### [What you have to do]
For the data below, please report each line where the word "inactivated" is found.

### [Document text records]
*** Begin section ***
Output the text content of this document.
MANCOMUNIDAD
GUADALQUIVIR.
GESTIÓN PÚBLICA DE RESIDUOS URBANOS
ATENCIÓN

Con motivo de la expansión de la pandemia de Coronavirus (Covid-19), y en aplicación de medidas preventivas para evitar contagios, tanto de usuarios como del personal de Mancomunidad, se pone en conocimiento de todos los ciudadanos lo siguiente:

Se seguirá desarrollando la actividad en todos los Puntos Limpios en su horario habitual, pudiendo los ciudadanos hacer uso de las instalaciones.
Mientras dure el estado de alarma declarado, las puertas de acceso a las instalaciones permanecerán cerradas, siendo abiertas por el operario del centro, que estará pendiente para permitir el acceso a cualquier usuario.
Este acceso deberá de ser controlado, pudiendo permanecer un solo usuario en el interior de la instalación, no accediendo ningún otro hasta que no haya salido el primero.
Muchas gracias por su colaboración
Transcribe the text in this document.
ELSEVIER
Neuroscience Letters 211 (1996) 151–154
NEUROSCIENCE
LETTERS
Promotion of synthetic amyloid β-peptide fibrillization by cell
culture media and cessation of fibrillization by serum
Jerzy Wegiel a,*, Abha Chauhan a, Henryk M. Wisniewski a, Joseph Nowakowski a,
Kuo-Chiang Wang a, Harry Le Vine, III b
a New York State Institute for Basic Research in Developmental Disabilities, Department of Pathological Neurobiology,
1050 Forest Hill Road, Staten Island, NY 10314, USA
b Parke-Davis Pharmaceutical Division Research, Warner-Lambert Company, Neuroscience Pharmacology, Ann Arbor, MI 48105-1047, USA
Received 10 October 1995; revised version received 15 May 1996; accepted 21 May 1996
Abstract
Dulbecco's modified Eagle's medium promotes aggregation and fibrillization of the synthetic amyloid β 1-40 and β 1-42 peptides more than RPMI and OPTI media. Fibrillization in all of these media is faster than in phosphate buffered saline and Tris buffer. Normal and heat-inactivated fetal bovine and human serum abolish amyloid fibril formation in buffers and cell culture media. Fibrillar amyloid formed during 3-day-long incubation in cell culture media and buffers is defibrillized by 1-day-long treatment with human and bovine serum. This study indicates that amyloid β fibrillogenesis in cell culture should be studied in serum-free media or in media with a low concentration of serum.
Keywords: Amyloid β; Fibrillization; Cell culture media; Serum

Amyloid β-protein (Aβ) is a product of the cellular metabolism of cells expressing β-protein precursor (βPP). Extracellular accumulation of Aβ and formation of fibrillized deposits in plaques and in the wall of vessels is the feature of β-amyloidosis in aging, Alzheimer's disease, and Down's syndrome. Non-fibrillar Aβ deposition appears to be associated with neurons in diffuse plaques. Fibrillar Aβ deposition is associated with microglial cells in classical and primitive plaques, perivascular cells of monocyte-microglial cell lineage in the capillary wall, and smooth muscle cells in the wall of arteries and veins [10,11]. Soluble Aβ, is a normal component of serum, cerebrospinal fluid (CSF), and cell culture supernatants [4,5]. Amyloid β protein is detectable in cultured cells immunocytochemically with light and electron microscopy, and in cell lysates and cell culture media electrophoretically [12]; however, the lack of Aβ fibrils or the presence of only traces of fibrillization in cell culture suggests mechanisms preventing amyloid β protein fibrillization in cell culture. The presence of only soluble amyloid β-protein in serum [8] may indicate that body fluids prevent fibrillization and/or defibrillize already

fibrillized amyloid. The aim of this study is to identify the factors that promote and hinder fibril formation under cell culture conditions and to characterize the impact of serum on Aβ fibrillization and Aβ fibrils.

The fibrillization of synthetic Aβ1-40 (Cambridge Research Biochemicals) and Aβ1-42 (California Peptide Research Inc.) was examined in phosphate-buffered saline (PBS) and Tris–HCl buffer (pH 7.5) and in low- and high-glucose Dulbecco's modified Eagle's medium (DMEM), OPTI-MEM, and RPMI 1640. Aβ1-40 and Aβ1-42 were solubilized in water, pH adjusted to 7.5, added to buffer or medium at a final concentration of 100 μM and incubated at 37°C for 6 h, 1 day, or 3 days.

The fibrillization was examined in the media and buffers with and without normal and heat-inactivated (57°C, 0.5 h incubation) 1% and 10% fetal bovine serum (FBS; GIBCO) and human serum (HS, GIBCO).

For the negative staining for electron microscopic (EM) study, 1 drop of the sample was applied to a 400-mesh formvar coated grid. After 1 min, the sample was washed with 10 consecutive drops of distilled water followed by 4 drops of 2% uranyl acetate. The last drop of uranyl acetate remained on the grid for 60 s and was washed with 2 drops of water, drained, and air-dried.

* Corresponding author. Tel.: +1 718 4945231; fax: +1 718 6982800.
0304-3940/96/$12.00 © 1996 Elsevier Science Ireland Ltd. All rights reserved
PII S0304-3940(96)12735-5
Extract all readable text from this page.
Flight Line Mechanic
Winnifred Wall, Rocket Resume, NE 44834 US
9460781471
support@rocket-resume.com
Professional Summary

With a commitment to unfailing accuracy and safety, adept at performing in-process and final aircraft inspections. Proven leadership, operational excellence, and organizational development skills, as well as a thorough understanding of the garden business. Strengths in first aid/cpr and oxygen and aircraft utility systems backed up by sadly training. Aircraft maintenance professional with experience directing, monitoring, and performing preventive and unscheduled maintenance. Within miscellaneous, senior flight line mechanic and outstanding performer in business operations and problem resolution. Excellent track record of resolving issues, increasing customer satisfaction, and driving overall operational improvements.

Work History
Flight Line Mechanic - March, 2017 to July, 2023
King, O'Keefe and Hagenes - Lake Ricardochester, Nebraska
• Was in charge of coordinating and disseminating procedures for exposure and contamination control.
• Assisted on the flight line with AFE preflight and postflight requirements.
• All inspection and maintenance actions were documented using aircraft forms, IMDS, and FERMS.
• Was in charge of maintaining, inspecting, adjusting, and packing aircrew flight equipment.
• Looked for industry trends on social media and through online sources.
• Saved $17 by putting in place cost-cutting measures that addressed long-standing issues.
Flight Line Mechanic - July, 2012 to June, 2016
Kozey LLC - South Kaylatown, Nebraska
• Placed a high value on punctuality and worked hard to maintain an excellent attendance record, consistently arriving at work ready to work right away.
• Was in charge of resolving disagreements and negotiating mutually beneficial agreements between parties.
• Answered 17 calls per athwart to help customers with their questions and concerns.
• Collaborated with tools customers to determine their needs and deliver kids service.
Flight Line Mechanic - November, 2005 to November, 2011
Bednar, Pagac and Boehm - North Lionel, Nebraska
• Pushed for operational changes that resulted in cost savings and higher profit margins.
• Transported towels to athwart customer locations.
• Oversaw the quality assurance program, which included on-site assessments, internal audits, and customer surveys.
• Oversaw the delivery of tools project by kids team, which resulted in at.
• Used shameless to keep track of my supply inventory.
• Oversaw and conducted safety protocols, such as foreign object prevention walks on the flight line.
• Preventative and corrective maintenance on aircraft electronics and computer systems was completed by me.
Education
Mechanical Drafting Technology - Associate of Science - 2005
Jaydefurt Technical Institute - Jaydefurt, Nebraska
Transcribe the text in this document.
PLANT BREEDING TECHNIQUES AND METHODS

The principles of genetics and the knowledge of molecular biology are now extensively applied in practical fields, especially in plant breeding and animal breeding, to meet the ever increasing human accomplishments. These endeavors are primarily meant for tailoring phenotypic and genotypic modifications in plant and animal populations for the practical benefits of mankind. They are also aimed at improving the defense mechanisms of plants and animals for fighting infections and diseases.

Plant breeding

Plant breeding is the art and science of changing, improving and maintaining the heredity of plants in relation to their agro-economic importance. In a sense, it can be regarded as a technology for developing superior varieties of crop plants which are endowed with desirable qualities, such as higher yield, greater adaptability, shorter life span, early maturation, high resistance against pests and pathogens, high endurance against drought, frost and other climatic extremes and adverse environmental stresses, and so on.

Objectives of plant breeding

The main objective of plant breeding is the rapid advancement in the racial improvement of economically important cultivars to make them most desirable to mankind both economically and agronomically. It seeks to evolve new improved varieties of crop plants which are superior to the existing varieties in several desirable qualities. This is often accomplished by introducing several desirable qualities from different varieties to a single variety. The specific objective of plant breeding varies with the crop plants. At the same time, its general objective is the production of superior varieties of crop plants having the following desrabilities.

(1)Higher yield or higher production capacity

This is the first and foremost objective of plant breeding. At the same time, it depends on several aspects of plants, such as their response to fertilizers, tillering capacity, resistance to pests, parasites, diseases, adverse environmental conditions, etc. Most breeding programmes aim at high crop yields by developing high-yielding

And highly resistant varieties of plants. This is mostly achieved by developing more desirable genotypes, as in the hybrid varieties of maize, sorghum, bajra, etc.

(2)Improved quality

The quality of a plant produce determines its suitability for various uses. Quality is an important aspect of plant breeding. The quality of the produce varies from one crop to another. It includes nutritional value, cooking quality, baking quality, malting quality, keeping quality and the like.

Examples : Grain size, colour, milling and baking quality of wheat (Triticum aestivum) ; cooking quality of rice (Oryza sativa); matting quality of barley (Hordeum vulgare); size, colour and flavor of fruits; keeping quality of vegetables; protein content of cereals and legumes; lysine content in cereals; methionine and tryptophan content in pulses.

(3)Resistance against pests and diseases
*** End section ***
### [Worked solution]
Dulbecco's modified Eagle's medium promotes aggregation and fibrillization of the synthetic amyloid β 1-40 and β 1-42 peptides more than RPMI and OPTI media. Fibrillization in all of these media is faster than in phosphate buffered saline and Tris buffer. Normal and heat-inactivated fetal bovine and human serum abolish amyloid fibril formation in buffers and cell culture media. Fibrillar amyloid formed during 3-day-long incubation in cell culture media and buffers is defibrillized by 1-day-long treatment with human and bovine serum. This study indicates that amyloid β fibrillogenesis in cell culture should be studied in serum-free media or in media with a low concentration of serum.
The fibrillization was examined in the media and buffers with and without normal and heat-inactivated (57°C, 0.5 h incubation) 1% and 10% fetal bovine serum (FBS; GIBCO) and human serum (HS, GIBCO).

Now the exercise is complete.